■ **Records from a data source**
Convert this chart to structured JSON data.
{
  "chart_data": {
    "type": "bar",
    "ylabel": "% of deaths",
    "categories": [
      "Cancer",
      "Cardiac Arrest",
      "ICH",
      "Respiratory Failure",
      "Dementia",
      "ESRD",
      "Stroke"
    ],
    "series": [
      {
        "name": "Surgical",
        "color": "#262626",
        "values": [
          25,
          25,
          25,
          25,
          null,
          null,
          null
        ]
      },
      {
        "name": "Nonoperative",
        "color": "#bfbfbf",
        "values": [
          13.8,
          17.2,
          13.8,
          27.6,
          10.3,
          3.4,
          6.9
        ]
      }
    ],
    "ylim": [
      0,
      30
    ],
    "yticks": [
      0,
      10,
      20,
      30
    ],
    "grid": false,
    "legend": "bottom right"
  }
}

* * *

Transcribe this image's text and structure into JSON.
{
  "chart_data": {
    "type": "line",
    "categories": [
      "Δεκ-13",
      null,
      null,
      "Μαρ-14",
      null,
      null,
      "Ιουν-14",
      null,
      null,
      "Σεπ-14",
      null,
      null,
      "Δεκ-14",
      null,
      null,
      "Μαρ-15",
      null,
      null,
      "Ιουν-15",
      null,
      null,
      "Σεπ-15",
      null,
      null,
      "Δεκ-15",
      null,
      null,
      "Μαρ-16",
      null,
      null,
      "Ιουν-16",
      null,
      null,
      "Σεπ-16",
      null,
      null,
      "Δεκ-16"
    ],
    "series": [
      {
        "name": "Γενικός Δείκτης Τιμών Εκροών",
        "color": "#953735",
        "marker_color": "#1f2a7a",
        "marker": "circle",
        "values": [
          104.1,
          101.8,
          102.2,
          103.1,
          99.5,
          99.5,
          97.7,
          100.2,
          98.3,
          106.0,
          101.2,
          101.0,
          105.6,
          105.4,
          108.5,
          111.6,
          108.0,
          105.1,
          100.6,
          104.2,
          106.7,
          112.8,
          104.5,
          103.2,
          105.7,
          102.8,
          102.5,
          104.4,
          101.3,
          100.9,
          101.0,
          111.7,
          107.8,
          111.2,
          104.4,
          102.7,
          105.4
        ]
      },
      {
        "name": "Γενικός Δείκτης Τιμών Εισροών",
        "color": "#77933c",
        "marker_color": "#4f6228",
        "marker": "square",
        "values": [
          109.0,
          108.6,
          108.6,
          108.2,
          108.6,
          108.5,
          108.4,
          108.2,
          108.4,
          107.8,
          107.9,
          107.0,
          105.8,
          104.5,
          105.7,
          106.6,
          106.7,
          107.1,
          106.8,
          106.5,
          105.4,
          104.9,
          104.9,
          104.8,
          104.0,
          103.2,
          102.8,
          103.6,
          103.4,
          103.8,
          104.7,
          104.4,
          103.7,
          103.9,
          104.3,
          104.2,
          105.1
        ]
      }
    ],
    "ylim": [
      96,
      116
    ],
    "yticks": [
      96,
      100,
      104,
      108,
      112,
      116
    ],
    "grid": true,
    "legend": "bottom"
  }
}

■ **AIM OF THE TASK**
Report every line containing the word "Τιμών" from the listing above.

■ **FINISHED ANSWER**
        "name": "Γενικός Δείκτης Τιμών Εκροών",
        "name": "Γενικός Δείκτης Τιμών Εισροών",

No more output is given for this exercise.